## Begin Input material

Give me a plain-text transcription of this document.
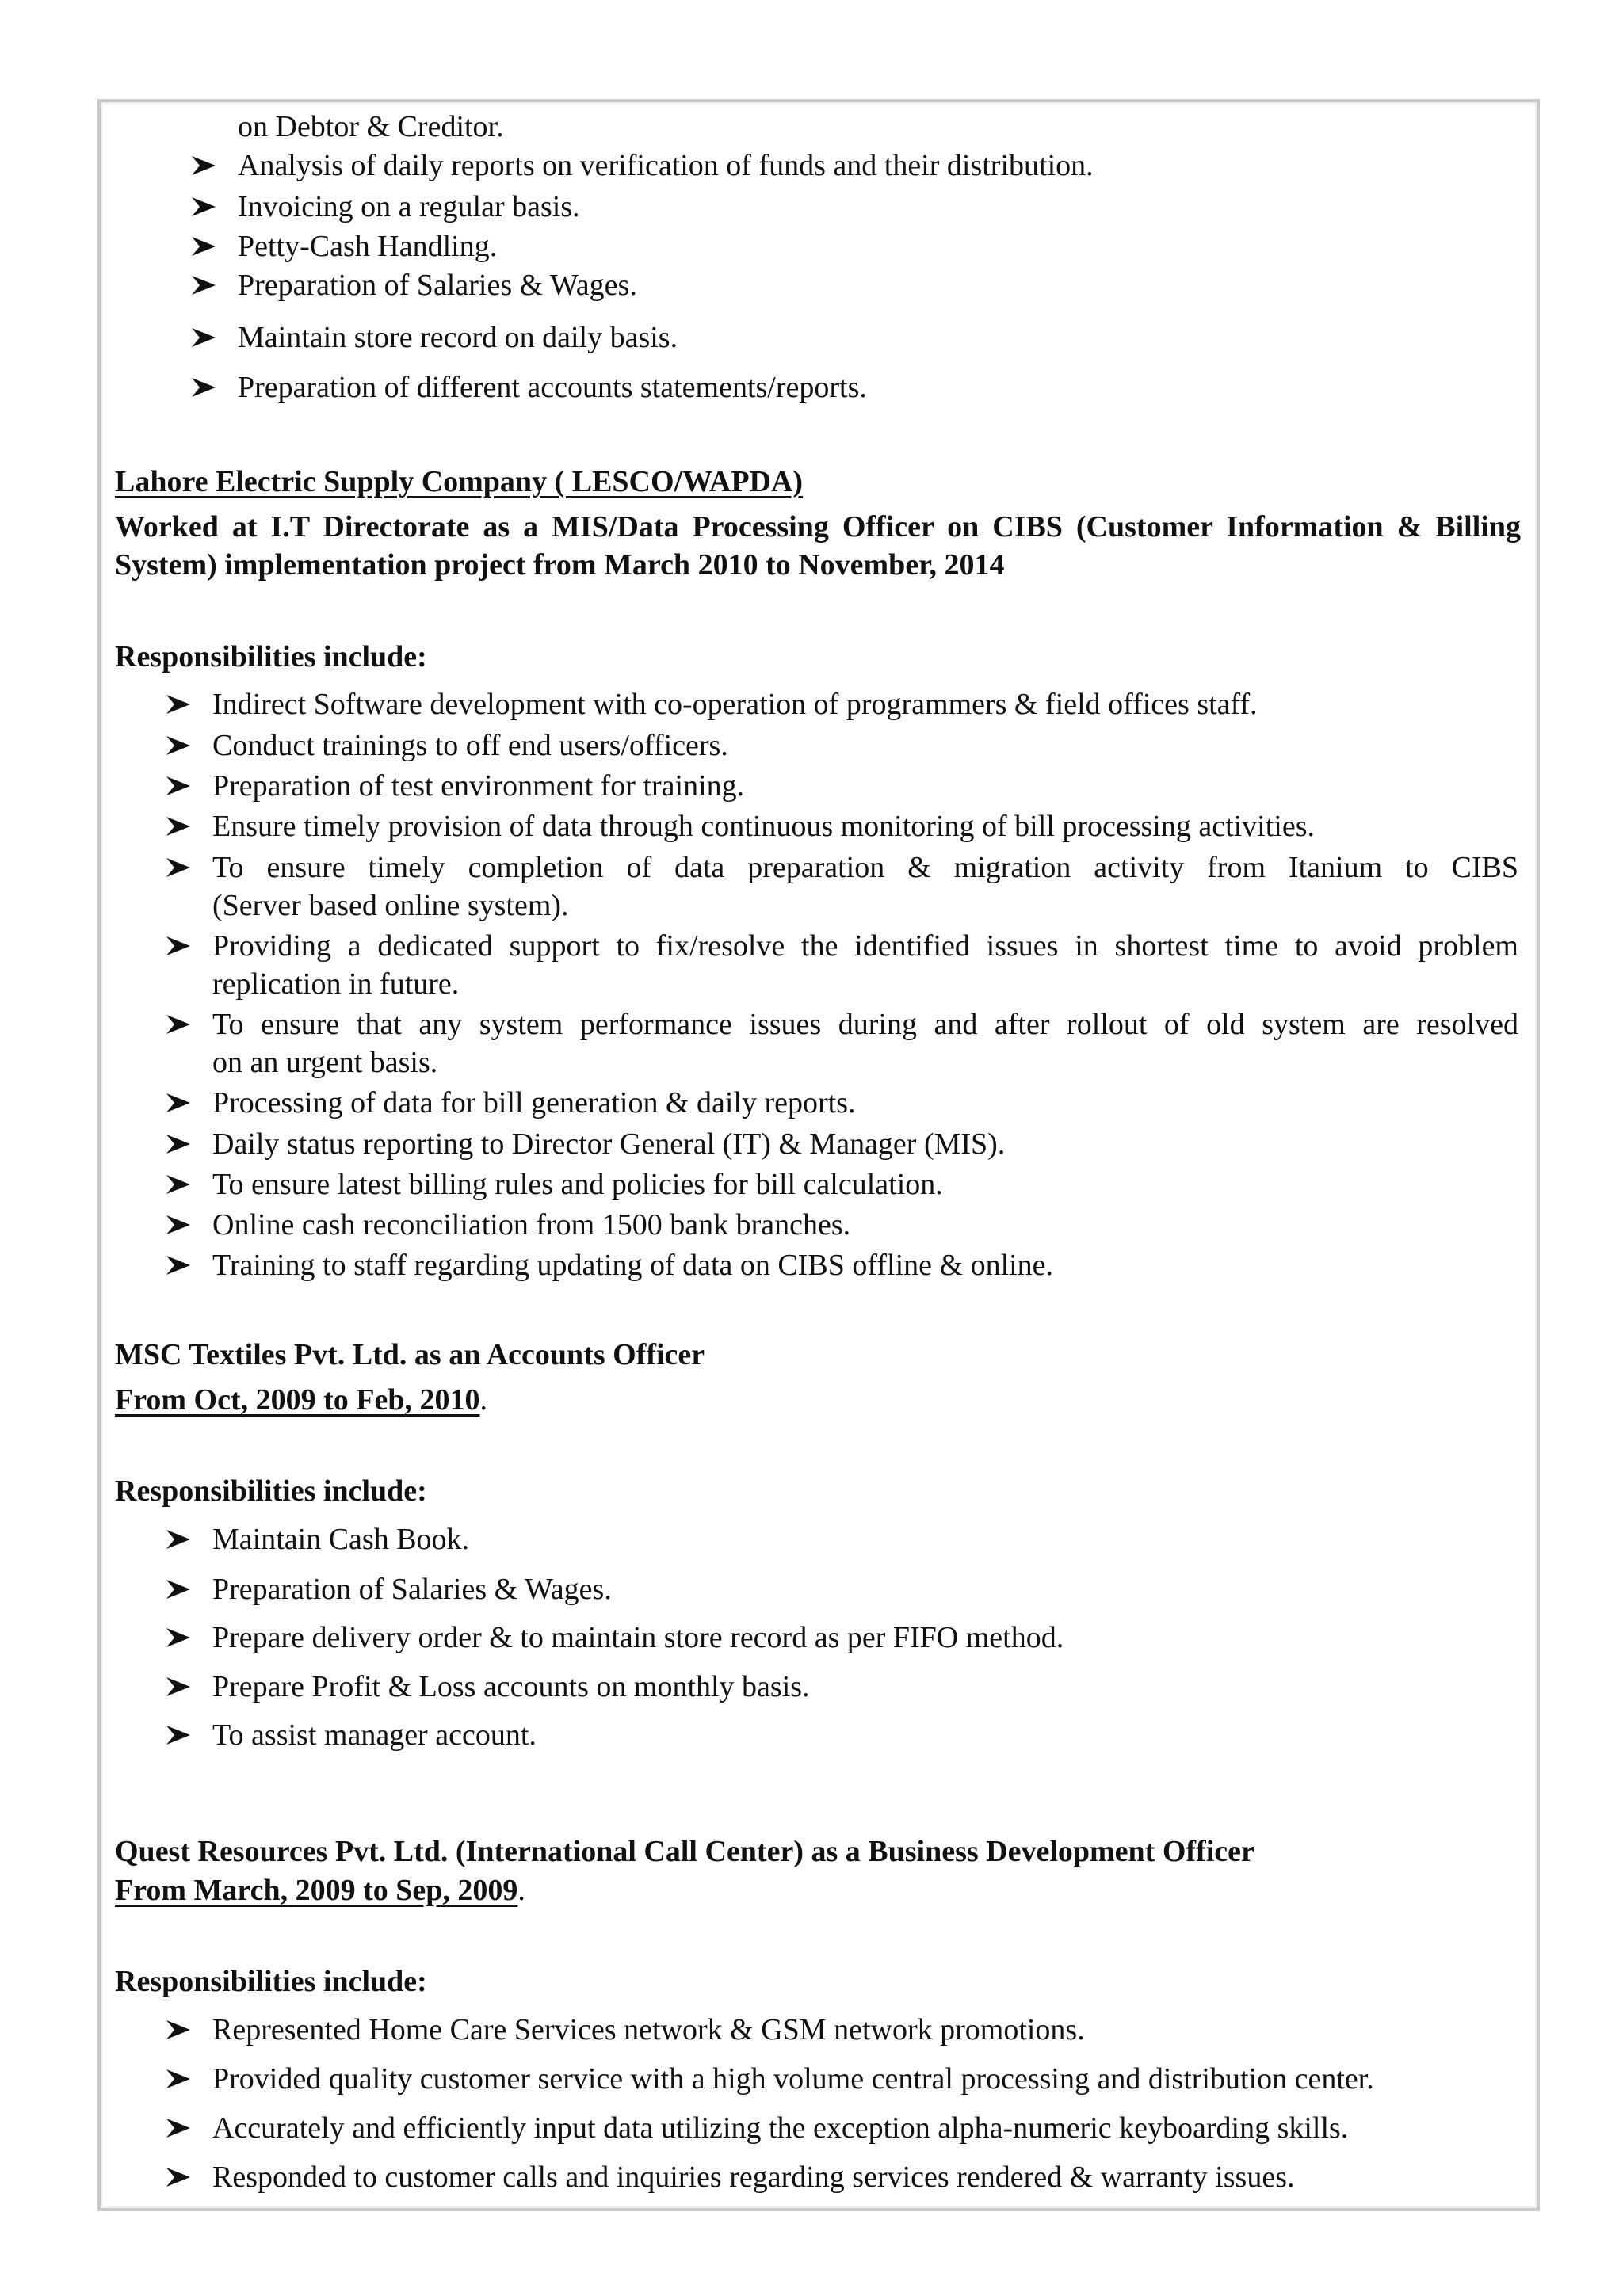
on Debtor & Creditor.
Analysis of daily reports on verification of funds and their distribution.
Invoicing on a regular basis.
Petty-Cash Handling.
Preparation of Salaries & Wages.
Maintain store record on daily basis.
Preparation of different accounts statements/reports.
Lahore Electric Supply Company ( LESCO/WAPDA)
Worked at I.T Directorate as a MIS/Data Processing Officer on CIBS (Customer Information & Billing
System) implementation project from March 2010 to November, 2014
Responsibilities include:
Indirect Software development with co-operation of programmers & field offices staff.
Conduct trainings to off end users/officers.
Preparation of test environment for training.
Ensure timely provision of data through continuous monitoring of bill processing activities.
To ensure timely completion of data preparation & migration activity from Itanium to CIBS
(Server based online system).
Providing a dedicated support to fix/resolve the identified issues in shortest time to avoid problem
replication in future.
To ensure that any system performance issues during and after rollout of old system are resolved
on an urgent basis.
Processing of data for bill generation & daily reports.
Daily status reporting to Director General (IT) & Manager (MIS).
To ensure latest billing rules and policies for bill calculation.
Online cash reconciliation from 1500 bank branches.
Training to staff regarding updating of data on CIBS offline & online.
MSC Textiles Pvt. Ltd. as an Accounts Officer
From Oct, 2009 to Feb, 2010.
Responsibilities include:
Maintain Cash Book.
Preparation of Salaries & Wages.
Prepare delivery order & to maintain store record as per FIFO method.
Prepare Profit & Loss accounts on monthly basis.
To assist manager account.
Quest Resources Pvt. Ltd. (International Call Center) as a Business Development Officer
From March, 2009 to Sep, 2009.
Responsibilities include:
Represented Home Care Services network & GSM network promotions.
Provided quality customer service with a high volume central processing and distribution center.
Accurately and efficiently input data utilizing the exception alpha-numeric keyboarding skills.
Responded to customer calls and inquiries regarding services rendered & warranty issues.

## End Input material

● **Task requirements**: Give the count of lines in the data shown above that contain "timely", and nothing else.

● **Solved exercise**: 2